## start

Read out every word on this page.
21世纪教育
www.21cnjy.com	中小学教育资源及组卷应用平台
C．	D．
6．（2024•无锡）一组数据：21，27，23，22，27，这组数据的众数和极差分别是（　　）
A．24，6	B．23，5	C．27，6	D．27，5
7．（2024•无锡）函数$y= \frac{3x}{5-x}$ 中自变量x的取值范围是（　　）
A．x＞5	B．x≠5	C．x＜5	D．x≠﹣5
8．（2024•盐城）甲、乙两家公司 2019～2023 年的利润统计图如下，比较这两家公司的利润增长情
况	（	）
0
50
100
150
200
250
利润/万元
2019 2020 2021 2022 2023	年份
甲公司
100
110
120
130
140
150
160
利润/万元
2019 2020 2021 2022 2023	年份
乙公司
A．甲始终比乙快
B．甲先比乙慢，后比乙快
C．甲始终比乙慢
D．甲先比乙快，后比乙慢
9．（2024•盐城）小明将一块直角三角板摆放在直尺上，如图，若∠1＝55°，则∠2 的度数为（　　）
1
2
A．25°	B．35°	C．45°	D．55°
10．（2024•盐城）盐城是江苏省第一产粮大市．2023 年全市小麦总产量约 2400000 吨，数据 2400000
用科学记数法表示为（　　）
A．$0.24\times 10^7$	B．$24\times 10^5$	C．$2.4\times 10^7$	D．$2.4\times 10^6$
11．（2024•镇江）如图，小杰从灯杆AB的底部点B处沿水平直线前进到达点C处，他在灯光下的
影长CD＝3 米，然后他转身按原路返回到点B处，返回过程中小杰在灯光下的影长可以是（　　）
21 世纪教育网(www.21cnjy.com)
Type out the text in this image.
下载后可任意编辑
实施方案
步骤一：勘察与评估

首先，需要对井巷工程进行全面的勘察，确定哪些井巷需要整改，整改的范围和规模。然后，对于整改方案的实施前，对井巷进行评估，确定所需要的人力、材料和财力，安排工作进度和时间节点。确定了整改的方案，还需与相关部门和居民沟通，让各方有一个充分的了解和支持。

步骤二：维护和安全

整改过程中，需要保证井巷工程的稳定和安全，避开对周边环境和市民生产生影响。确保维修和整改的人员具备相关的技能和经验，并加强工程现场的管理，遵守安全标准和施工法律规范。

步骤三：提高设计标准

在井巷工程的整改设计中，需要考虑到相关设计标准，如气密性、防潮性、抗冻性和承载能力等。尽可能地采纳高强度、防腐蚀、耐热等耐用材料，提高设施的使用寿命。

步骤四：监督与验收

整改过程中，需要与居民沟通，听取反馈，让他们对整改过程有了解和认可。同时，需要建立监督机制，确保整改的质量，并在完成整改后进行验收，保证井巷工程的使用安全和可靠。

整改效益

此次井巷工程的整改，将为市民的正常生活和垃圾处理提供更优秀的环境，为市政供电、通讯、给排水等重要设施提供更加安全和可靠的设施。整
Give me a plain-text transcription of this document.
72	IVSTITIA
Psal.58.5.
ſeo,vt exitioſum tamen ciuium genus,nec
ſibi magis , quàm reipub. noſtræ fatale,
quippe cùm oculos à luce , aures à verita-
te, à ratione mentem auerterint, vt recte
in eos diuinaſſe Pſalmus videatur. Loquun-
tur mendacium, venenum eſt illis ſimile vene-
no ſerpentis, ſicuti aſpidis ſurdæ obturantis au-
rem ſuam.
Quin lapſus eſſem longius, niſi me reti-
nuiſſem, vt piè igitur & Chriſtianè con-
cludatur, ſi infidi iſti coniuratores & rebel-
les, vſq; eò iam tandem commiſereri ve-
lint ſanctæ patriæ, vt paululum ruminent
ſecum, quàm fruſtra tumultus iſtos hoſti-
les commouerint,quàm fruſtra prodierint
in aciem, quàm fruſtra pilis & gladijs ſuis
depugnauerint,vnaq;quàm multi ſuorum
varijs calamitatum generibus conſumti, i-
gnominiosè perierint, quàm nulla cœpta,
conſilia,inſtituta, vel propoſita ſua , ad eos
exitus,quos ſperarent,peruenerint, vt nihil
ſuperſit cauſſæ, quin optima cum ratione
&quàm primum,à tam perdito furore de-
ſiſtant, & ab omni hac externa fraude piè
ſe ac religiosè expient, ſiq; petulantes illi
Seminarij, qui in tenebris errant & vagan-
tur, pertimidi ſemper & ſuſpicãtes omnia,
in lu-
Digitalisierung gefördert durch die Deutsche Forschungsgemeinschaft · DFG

## end

*Short task*:
Please restate the whole listing word for word.

*Complete answer*:
Read out every word on this page.
21世纪教育
www.21cnjy.com	中小学教育资源及组卷应用平台
C．	D．
6．（2024•无锡）一组数据：21，27，23，22，27，这组数据的众数和极差分别是（　　）
A．24，6	B．23，5	C．27，6	D．27，5
7．（2024•无锡）函数$y= \frac{3x}{5-x}$ 中自变量x的取值范围是（　　）
A．x＞5	B．x≠5	C．x＜5	D．x≠﹣5
8．（2024•盐城）甲、乙两家公司 2019～2023 年的利润统计图如下，比较这两家公司的利润增长情
况	（	）
0
50
100
150
200
250
利润/万元
2019 2020 2021 2022 2023	年份
甲公司
100
110
120
130
140
150
160
利润/万元
2019 2020 2021 2022 2023	年份
乙公司
A．甲始终比乙快
B．甲先比乙慢，后比乙快
C．甲始终比乙慢
D．甲先比乙快，后比乙慢
9．（2024•盐城）小明将一块直角三角板摆放在直尺上，如图，若∠1＝55°，则∠2 的度数为（　　）
1
2
A．25°	B．35°	C．45°	D．55°
10．（2024•盐城）盐城是江苏省第一产粮大市．2023 年全市小麦总产量约 2400000 吨，数据 2400000
用科学记数法表示为（　　）
A．$0.24\times 10^7$	B．$24\times 10^5$	C．$2.4\times 10^7$	D．$2.4\times 10^6$
11．（2024•镇江）如图，小杰从灯杆AB的底部点B处沿水平直线前进到达点C处，他在灯光下的
影长CD＝3 米，然后他转身按原路返回到点B处，返回过程中小杰在灯光下的影长可以是（　　）
21 世纪教育网(www.21cnjy.com)
Type out the text in this image.
下载后可任意编辑
实施方案
步骤一：勘察与评估

首先，需要对井巷工程进行全面的勘察，确定哪些井巷需要整改，整改的范围和规模。然后，对于整改方案的实施前，对井巷进行评估，确定所需要的人力、材料和财力，安排工作进度和时间节点。确定了整改的方案，还需与相关部门和居民沟通，让各方有一个充分的了解和支持。

步骤二：维护和安全

整改过程中，需要保证井巷工程的稳定和安全，避开对周边环境和市民生产生影响。确保维修和整改的人员具备相关的技能和经验，并加强工程现场的管理，遵守安全标准和施工法律规范。

步骤三：提高设计标准

在井巷工程的整改设计中，需要考虑到相关设计标准，如气密性、防潮性、抗冻性和承载能力等。尽可能地采纳高强度、防腐蚀、耐热等耐用材料，提高设施的使用寿命。

步骤四：监督与验收

整改过程中，需要与居民沟通，听取反馈，让他们对整改过程有了解和认可。同时，需要建立监督机制，确保整改的质量，并在完成整改后进行验收，保证井巷工程的使用安全和可靠。

整改效益

此次井巷工程的整改，将为市民的正常生活和垃圾处理提供更优秀的环境，为市政供电、通讯、给排水等重要设施提供更加安全和可靠的设施。整
Give me a plain-text transcription of this document.
72	IVSTITIA
Psal.58.5.
ſeo,vt exitioſum tamen ciuium genus,nec
ſibi magis , quàm reipub. noſtræ fatale,
quippe cùm oculos à luce , aures à verita-
te, à ratione mentem auerterint, vt recte
in eos diuinaſſe Pſalmus videatur. Loquun-
tur mendacium, venenum eſt illis ſimile vene-
no ſerpentis, ſicuti aſpidis ſurdæ obturantis au-
rem ſuam.
Quin lapſus eſſem longius, niſi me reti-
nuiſſem, vt piè igitur & Chriſtianè con-
cludatur, ſi infidi iſti coniuratores & rebel-
les, vſq; eò iam tandem commiſereri ve-
lint ſanctæ patriæ, vt paululum ruminent
ſecum, quàm fruſtra tumultus iſtos hoſti-
les commouerint,quàm fruſtra prodierint
in aciem, quàm fruſtra pilis & gladijs ſuis
depugnauerint,vnaq;quàm multi ſuorum
varijs calamitatum generibus conſumti, i-
gnominiosè perierint, quàm nulla cœpta,
conſilia,inſtituta, vel propoſita ſua , ad eos
exitus,quos ſperarent,peruenerint, vt nihil
ſuperſit cauſſæ, quin optima cum ratione
&quàm primum,à tam perdito furore de-
ſiſtant, & ab omni hac externa fraude piè
ſe ac religiosè expient, ſiq; petulantes illi
Seminarij, qui in tenebris errant & vagan-
tur, pertimidi ſemper & ſuſpicãtes omnia,
in lu-
Digitalisierung gefördert durch die Deutsche Forschungsgemeinschaft · DFG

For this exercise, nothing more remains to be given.